_Quelltext_.
■ ■ ■ ■

Agnieszka Bormann sprach mit dem Regionalforscher, Übersetzer und Verleger über seine Arbeit, Beweggründe, Pläne
Das Interview ist in der Zeitschrift „Schlesien heute“ (12/2021) erschienen.
Marcin Wawrzyńczak gründete seinen Verlag Wielka Izera um eine Geschichte zu erzählen. Drei Jahre später blickt er auf ein Dutzend Publikationen und mehrere Entdeckungen zurück. Dafür wird er mit dem Riesengebirgspreis für Literatur ausgezeichnet.
Mit dem Übersetzer und Verleger sprach Agnieszka Bormann, Kulturreferentin für Schlesien am Schlesischen Museum zu Görlitz
AB: Geboren und aufgewachsen bist Du in Warschau, weit weg von Schlesien. Erst als erwachsener Mensch um die Dreißig, verheiratet und Vater von drei Töchtern, hast Du der polnischen Hauptstadt den Rücken gekehrt. Dein Weg nach Chromiec (Ludwigsdorf) im Isergebirge führte zunächst über einen Ort an der polnisch-weißrussischen und einen anderen an der polnisch-litauischen Grenze. Es waren Wanderjahre auf der Suche nach dem Ort fürs Leben. Um diesen Weg zu reflektieren, bemühst du manchmal die Metapher von einem Beigel, nach der das wirklich Interessante am Rande liegt, nicht in der Mitte. Was genau an den Grenzregionen zieht Dich so an?
MW: Grenzgebiete sind per Definition multikulturelle Gebiete, was besonders attraktiv ist, wenn die vorherrschende Kultur etwas Überwältigendes hat. Es sind Gegenden, in denen es schwierig ist, singuläre Perspektiven zu präsentieren, weil sie sofort als zu eng und unzureichend erscheinen würden. In diesem Sinne erweitern Grenzgebiete dein Bewusstsein. Dies ist besonders im Gebirge der Fall, wo erstens das Natürliche über das von Menschenhand Geschaffene die Oberhand gewinnt, und wo es zweitens keine geraden Wege gibt. Schwarz-weiße Null-Eins-Stereotypen sind hier schwerer zu akzeptieren als im Flachland, wo du nur die Erde unter dir und den Himmel über dir hast, geteilt durch eine gerade Linie. Im Gebirge sind alle Perspektiven dreidimensional, das Bild ändert sich mit jedem Schritt, und es ist offensichtlich, dass es nicht nur die eine Wahrheit gibt: Alles hängt davon ab, wo man steht. Dieses Freiheitsgefühl – körperlich, kulturell und geistig – zieht seit Jahrhunderten rastlose Geister an und ich bin glücklich und stolz, Teil dieser Tradition zu sein.

■ ■ ■ ■

_Aufgabe A_.
Mit welchem Preis wird Marcin Wawrzyńczak laut dem Interview ausgezeichnet?
_Aufgabe B_.
Bitte setze das Interview im Anschluss an seinen letzten Satz fort.

■ ■ ■ ■

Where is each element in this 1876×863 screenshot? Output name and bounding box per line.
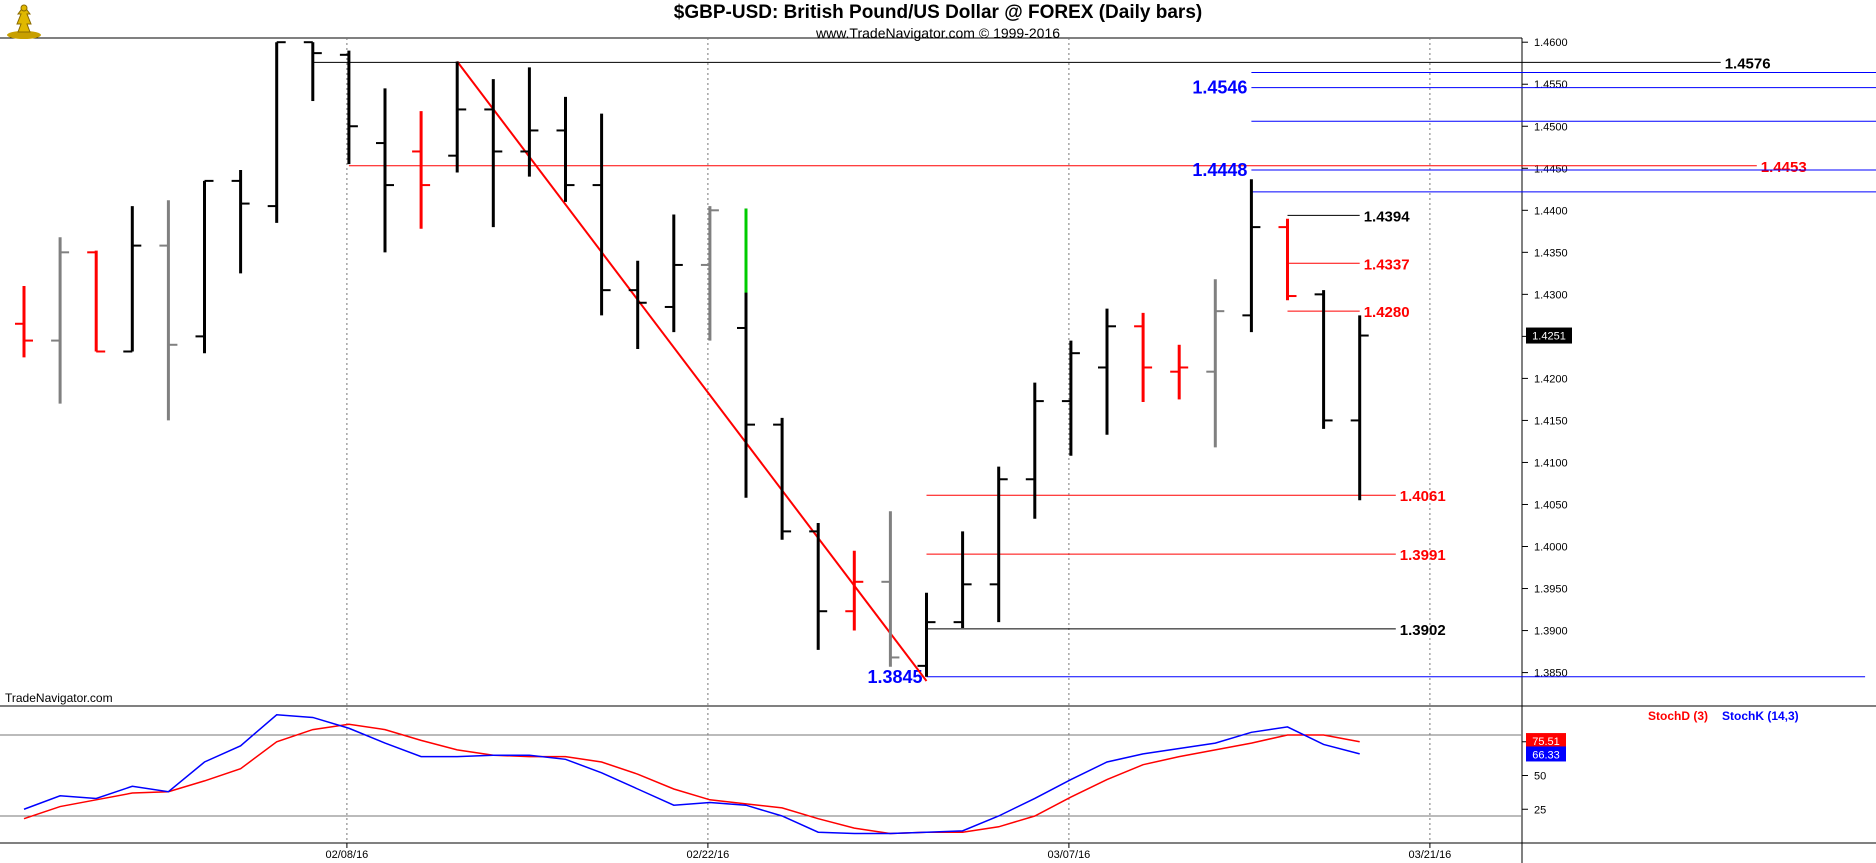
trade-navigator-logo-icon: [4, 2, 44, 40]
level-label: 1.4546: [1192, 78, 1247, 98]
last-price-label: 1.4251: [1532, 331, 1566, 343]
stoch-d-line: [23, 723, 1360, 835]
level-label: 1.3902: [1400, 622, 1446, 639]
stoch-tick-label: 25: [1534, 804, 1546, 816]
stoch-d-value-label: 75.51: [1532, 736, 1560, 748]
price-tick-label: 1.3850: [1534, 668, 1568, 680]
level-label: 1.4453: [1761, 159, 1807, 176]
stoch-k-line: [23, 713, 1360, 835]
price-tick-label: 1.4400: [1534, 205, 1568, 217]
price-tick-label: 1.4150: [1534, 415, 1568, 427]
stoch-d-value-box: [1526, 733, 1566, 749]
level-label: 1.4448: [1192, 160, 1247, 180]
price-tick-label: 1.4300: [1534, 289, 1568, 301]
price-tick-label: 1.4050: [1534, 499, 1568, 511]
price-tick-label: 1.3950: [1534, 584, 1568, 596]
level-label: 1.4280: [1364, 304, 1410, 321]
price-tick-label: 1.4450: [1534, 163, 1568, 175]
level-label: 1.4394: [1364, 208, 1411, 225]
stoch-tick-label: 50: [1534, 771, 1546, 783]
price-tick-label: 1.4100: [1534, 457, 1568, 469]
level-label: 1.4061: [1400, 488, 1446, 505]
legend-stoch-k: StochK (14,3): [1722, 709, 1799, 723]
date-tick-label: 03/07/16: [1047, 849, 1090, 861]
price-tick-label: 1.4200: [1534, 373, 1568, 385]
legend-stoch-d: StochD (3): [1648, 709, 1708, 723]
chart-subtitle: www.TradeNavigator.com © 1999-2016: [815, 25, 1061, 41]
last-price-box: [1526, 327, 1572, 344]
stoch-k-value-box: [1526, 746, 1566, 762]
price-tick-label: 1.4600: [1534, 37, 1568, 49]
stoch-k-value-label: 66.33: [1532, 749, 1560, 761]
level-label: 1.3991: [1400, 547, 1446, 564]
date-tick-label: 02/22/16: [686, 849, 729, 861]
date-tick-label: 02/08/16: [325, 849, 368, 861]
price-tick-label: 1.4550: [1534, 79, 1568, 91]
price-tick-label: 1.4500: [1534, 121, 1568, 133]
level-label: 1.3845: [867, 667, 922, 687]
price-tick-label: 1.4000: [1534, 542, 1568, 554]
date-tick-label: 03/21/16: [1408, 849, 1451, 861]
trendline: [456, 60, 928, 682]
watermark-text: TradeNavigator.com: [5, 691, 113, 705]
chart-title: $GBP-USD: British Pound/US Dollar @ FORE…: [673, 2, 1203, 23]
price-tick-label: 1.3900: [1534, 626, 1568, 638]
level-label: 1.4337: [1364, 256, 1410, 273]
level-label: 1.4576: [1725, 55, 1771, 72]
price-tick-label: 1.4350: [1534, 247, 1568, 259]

■ ■ ■ ■

_Endergebnis A_.
Mit dem Riesengebirgspreis für Literatur.

_Endergebnis B_.
AB: Im Gegensatz zu Deiner Heimatstadt, die im Zweiten Weltkrieg von deutschen Besatzern fast komplett zerstört und danach in ihrer heutigen Gestalt wiederaufgebaut wurde, erlebst Du in Schlesien Geschichte zum Anfassen „im Original“, aber es ist die deutsche Geschichte. Du bist umgeben von alter deutscher Architektur und von einer Landschaft, die Jahrhunderte lang überwiegend in deutscher Sprache und Kultur kodiert wurde. Was macht das mit einem sensiblen Menschen? Hast Du als Warschauer am Anfang Deiner Zeit in Schlesien einen inneren Konflikt gespürt? Wie hast Du das „Trauma der Warschauer“ verarbeitet?
MW: Zunächst einmal denke ich, dass Schlesien immer multikulturell war, ein Schmelztiegel, wenn auch überwiegend deutschsprachig geprägt. Aber die Menschen hier haben sich jahrhundertelang in erster Linie als Schlesier verstanden, nicht unbedingt als Deutsche und schon gar nicht im Sinne eines modernen Nationalstaates. Es ist nicht zu leugnen, dass es mich eine gewisse mentale Anstrengung kostete, tiefer in das hinein zu dringen, was mich hier umgibt. Mir wurde aber schnell klar, dass es nirgendwohin führt, im Trauma erstarrt zu bleiben, dass es tatsächlich jeden Fortschritt verhindert und bestehende Spaltungen nur verschärft. Meine Idee ist also, “sich an alles zu erinnern, aber nichts zu beurteilen”. Mit diesem neuen Gefühl – der Erleichterung, der freudigen Erwartung, etwas Positives in diesem so wichtigen Bereich der polnisch-deutschen Beziehungen zu tun – tauchte ich in die unendlich reiche, komplexe und vielschichtige Geschichte meiner neuen Heimatregion ein. Dabei habe eine einzigartige Kultur entdeckt, aber vor allem auch Menschen kennengelernt, sowohl die von vor 100 oder 200 Jahren als auch die heute lebenden Menschen, die dieselbe Leidenschaft für die Region teilen, sich gerne treffen und austauschen.
Geschichte “zum Anfassen” erleben zu können – in Schlesien etwas Alltägliches – ist für einen Menschen aus einem sozialistischen Wohnblock an einem Ort, an dem alles höchstens 20 Jahre alt war, wirklich etwas Großartiges. Dazu kommt die Zeitreise bei der Übersetzung historischer Texte und die Expedition in die so unglaublich facettenreiche deutsche Kultur, die wirklich grundlegend ist, um zu verstehen, was Europa heute ist – das ist eine wirklich faszinierende Kombination.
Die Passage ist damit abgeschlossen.